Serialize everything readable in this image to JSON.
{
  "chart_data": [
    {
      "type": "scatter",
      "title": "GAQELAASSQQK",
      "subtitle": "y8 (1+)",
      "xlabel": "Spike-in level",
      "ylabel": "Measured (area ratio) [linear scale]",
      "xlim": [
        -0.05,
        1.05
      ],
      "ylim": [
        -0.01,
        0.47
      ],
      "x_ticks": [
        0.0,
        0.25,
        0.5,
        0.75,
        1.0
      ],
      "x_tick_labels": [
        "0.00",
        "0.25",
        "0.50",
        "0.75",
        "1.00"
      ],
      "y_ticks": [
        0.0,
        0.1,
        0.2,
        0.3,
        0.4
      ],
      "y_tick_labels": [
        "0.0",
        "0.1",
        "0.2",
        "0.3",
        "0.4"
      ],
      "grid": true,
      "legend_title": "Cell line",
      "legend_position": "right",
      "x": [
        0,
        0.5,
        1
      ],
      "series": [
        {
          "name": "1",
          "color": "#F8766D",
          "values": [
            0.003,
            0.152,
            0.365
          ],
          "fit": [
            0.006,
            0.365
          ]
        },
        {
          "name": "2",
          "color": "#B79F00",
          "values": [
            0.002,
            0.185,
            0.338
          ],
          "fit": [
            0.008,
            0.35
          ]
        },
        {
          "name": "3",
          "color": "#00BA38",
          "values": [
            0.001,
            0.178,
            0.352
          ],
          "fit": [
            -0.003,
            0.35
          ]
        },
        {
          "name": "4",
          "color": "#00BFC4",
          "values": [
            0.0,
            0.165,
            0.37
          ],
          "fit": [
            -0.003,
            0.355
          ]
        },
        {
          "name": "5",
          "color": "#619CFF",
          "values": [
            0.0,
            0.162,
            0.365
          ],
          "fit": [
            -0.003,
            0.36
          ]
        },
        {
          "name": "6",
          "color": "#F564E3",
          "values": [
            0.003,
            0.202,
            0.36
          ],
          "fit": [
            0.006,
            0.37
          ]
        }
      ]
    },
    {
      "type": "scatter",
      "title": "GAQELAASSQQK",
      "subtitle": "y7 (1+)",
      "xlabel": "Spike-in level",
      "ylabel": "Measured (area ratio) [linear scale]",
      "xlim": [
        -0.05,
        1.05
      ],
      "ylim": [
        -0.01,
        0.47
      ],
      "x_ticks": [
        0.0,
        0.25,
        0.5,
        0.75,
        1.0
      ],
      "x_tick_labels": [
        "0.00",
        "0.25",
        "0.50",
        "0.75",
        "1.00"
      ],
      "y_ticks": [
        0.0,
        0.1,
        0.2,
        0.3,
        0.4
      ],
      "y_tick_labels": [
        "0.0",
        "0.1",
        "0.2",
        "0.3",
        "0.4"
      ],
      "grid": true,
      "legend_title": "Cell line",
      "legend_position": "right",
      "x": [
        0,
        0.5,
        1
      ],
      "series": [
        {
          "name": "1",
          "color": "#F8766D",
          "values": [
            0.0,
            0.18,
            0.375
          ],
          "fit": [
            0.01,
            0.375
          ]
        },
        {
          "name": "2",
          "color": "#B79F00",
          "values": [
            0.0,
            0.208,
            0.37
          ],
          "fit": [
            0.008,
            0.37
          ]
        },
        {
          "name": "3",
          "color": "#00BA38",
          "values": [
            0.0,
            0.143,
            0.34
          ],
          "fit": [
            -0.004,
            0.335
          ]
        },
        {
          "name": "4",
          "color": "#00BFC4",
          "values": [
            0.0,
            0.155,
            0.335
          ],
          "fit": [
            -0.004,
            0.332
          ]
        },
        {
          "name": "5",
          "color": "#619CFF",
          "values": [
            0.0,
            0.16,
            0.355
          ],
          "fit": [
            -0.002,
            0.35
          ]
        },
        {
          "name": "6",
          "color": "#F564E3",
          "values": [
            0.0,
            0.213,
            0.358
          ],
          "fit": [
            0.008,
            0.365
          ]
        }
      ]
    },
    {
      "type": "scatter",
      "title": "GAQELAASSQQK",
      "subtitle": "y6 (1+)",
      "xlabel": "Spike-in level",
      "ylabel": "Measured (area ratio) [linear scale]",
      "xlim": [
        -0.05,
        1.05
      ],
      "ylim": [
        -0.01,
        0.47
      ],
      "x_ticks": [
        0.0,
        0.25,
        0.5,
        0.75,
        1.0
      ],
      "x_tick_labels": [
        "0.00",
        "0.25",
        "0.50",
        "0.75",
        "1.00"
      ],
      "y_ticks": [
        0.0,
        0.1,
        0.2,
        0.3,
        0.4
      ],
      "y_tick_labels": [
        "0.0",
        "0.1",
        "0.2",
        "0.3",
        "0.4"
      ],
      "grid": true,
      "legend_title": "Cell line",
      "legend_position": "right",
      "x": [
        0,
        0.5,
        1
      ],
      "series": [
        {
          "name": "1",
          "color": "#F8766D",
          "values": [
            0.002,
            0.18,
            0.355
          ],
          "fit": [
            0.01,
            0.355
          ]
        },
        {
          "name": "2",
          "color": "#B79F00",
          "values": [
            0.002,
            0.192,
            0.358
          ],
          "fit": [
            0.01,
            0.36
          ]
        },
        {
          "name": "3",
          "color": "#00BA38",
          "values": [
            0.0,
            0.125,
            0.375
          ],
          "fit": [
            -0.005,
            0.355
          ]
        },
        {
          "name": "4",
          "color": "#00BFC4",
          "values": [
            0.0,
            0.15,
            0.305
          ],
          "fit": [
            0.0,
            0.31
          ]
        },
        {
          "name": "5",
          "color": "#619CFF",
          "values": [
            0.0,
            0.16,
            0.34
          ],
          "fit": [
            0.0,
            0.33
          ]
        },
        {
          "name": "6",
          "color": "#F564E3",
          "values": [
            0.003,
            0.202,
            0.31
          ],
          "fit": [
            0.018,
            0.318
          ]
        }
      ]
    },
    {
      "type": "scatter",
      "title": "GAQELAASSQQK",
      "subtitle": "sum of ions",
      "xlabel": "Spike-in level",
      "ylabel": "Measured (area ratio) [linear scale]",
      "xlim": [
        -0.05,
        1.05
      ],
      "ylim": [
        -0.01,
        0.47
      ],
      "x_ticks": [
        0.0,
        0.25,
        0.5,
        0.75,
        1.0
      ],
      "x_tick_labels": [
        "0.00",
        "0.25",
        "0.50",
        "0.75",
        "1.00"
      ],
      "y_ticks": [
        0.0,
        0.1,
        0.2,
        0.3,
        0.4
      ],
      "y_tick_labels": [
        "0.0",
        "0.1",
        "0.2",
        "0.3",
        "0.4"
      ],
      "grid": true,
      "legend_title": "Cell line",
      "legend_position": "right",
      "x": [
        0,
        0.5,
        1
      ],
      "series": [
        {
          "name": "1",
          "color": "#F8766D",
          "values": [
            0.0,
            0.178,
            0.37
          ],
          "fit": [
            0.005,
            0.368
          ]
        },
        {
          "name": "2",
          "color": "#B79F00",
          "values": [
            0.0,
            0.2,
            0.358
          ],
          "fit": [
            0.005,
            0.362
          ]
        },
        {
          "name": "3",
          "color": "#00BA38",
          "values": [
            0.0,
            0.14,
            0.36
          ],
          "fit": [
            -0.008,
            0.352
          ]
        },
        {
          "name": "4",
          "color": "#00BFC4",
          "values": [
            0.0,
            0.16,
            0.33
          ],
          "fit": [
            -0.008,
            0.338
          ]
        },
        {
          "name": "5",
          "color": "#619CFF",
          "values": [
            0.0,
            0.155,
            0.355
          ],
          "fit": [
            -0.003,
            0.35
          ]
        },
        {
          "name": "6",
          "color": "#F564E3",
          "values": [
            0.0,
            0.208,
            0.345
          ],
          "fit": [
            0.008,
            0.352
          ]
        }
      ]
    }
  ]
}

^^^^

■ **INSTRUCTIONS TO FOLLOW**:
Each line of the listing should be echoed back exactly.

■ **ANSWER FOR THIS EXERCISE**:
Serialize everything readable in this image to JSON.
{
  "chart_data": [
    {
      "type": "scatter",
      "title": "GAQELAASSQQK",
      "subtitle": "y8 (1+)",
      "xlabel": "Spike-in level",
      "ylabel": "Measured (area ratio) [linear scale]",
      "xlim": [
        -0.05,
        1.05
      ],
      "ylim": [
        -0.01,
        0.47
      ],
      "x_ticks": [
        0.0,
        0.25,
        0.5,
        0.75,
        1.0
      ],
      "x_tick_labels": [
        "0.00",
        "0.25",
        "0.50",
        "0.75",
        "1.00"
      ],
      "y_ticks": [
        0.0,
        0.1,
        0.2,
        0.3,
        0.4
      ],
      "y_tick_labels": [
        "0.0",
        "0.1",
        "0.2",
        "0.3",
        "0.4"
      ],
      "grid": true,
      "legend_title": "Cell line",
      "legend_position": "right",
      "x": [
        0,
        0.5,
        1
      ],
      "series": [
        {
          "name": "1",
          "color": "#F8766D",
          "values": [
            0.003,
            0.152,
            0.365
          ],
          "fit": [
            0.006,
            0.365
          ]
        },
        {
          "name": "2",
          "color": "#B79F00",
          "values": [
            0.002,
            0.185,
            0.338
          ],
          "fit": [
            0.008,
            0.35
          ]
        },
        {
          "name": "3",
          "color": "#00BA38",
          "values": [
            0.001,
            0.178,
            0.352
          ],
          "fit": [
            -0.003,
            0.35
          ]
        },
        {
          "name": "4",
          "color": "#00BFC4",
          "values": [
            0.0,
            0.165,
            0.37
          ],
          "fit": [
            -0.003,
            0.355
          ]
        },
        {
          "name": "5",
          "color": "#619CFF",
          "values": [
            0.0,
            0.162,
            0.365
          ],
          "fit": [
            -0.003,
            0.36
          ]
        },
        {
          "name": "6",
          "color": "#F564E3",
          "values": [
            0.003,
            0.202,
            0.36
          ],
          "fit": [
            0.006,
            0.37
          ]
        }
      ]
    },
    {
      "type": "scatter",
      "title": "GAQELAASSQQK",
      "subtitle": "y7 (1+)",
      "xlabel": "Spike-in level",
      "ylabel": "Measured (area ratio) [linear scale]",
      "xlim": [
        -0.05,
        1.05
      ],
      "ylim": [
        -0.01,
        0.47
      ],
      "x_ticks": [
        0.0,
        0.25,
        0.5,
        0.75,
        1.0
      ],
      "x_tick_labels": [
        "0.00",
        "0.25",
        "0.50",
        "0.75",
        "1.00"
      ],
      "y_ticks": [
        0.0,
        0.1,
        0.2,
        0.3,
        0.4
      ],
      "y_tick_labels": [
        "0.0",
        "0.1",
        "0.2",
        "0.3",
        "0.4"
      ],
      "grid": true,
      "legend_title": "Cell line",
      "legend_position": "right",
      "x": [
        0,
        0.5,
        1
      ],
      "series": [
        {
          "name": "1",
          "color": "#F8766D",
          "values": [
            0.0,
            0.18,
            0.375
          ],
          "fit": [
            0.01,
            0.375
          ]
        },
        {
          "name": "2",
          "color": "#B79F00",
          "values": [
            0.0,
            0.208,
            0.37
          ],
          "fit": [
            0.008,
            0.37
          ]
        },
        {
          "name": "3",
          "color": "#00BA38",
          "values": [
            0.0,
            0.143,
            0.34
          ],
          "fit": [
            -0.004,
            0.335
          ]
        },
        {
          "name": "4",
          "color": "#00BFC4",
          "values": [
            0.0,
            0.155,
            0.335
          ],
          "fit": [
            -0.004,
            0.332
          ]
        },
        {
          "name": "5",
          "color": "#619CFF",
          "values": [
            0.0,
            0.16,
            0.355
          ],
          "fit": [
            -0.002,
            0.35
          ]
        },
        {
          "name": "6",
          "color": "#F564E3",
          "values": [
            0.0,
            0.213,
            0.358
          ],
          "fit": [
            0.008,
            0.365
          ]
        }
      ]
    },
    {
      "type": "scatter",
      "title": "GAQELAASSQQK",
      "subtitle": "y6 (1+)",
      "xlabel": "Spike-in level",
      "ylabel": "Measured (area ratio) [linear scale]",
      "xlim": [
        -0.05,
        1.05
      ],
      "ylim": [
        -0.01,
        0.47
      ],
      "x_ticks": [
        0.0,
        0.25,
        0.5,
        0.75,
        1.0
      ],
      "x_tick_labels": [
        "0.00",
        "0.25",
        "0.50",
        "0.75",
        "1.00"
      ],
      "y_ticks": [
        0.0,
        0.1,
        0.2,
        0.3,
        0.4
      ],
      "y_tick_labels": [
        "0.0",
        "0.1",
        "0.2",
        "0.3",
        "0.4"
      ],
      "grid": true,
      "legend_title": "Cell line",
      "legend_position": "right",
      "x": [
        0,
        0.5,
        1
      ],
      "series": [
        {
          "name": "1",
          "color": "#F8766D",
          "values": [
            0.002,
            0.18,
            0.355
          ],
          "fit": [
            0.01,
            0.355
          ]
        },
        {
          "name": "2",
          "color": "#B79F00",
          "values": [
            0.002,
            0.192,
            0.358
          ],
          "fit": [
            0.01,
            0.36
          ]
        },
        {
          "name": "3",
          "color": "#00BA38",
          "values": [
            0.0,
            0.125,
            0.375
          ],
          "fit": [
            -0.005,
            0.355
          ]
        },
        {
          "name": "4",
          "color": "#00BFC4",
          "values": [
            0.0,
            0.15,
            0.305
          ],
          "fit": [
            0.0,
            0.31
          ]
        },
        {
          "name": "5",
          "color": "#619CFF",
          "values": [
            0.0,
            0.16,
            0.34
          ],
          "fit": [
            0.0,
            0.33
          ]
        },
        {
          "name": "6",
          "color": "#F564E3",
          "values": [
            0.003,
            0.202,
            0.31
          ],
          "fit": [
            0.018,
            0.318
          ]
        }
      ]
    },
    {
      "type": "scatter",
      "title": "GAQELAASSQQK",
      "subtitle": "sum of ions",
      "xlabel": "Spike-in level",
      "ylabel": "Measured (area ratio) [linear scale]",
      "xlim": [
        -0.05,
        1.05
      ],
      "ylim": [
        -0.01,
        0.47
      ],
      "x_ticks": [
        0.0,
        0.25,
        0.5,
        0.75,
        1.0
      ],
      "x_tick_labels": [
        "0.00",
        "0.25",
        "0.50",
        "0.75",
        "1.00"
      ],
      "y_ticks": [
        0.0,
        0.1,
        0.2,
        0.3,
        0.4
      ],
      "y_tick_labels": [
        "0.0",
        "0.1",
        "0.2",
        "0.3",
        "0.4"
      ],
      "grid": true,
      "legend_title": "Cell line",
      "legend_position": "right",
      "x": [
        0,
        0.5,
        1
      ],
      "series": [
        {
          "name": "1",
          "color": "#F8766D",
          "values": [
            0.0,
            0.178,
            0.37
          ],
          "fit": [
            0.005,
            0.368
          ]
        },
        {
          "name": "2",
          "color": "#B79F00",
          "values": [
            0.0,
            0.2,
            0.358
          ],
          "fit": [
            0.005,
            0.362
          ]
        },
        {
          "name": "3",
          "color": "#00BA38",
          "values": [
            0.0,
            0.14,
            0.36
          ],
          "fit": [
            -0.008,
            0.352
          ]
        },
        {
          "name": "4",
          "color": "#00BFC4",
          "values": [
            0.0,
            0.16,
            0.33
          ],
          "fit": [
            -0.008,
            0.338
          ]
        },
        {
          "name": "5",
          "color": "#619CFF",
          "values": [
            0.0,
            0.155,
            0.355
          ],
          "fit": [
            -0.003,
            0.35
          ]
        },
        {
          "name": "6",
          "color": "#F564E3",
          "values": [
            0.0,
            0.208,
            0.345
          ],
          "fit": [
            0.008,
            0.352
          ]
        }
      ]
    }
  ]
}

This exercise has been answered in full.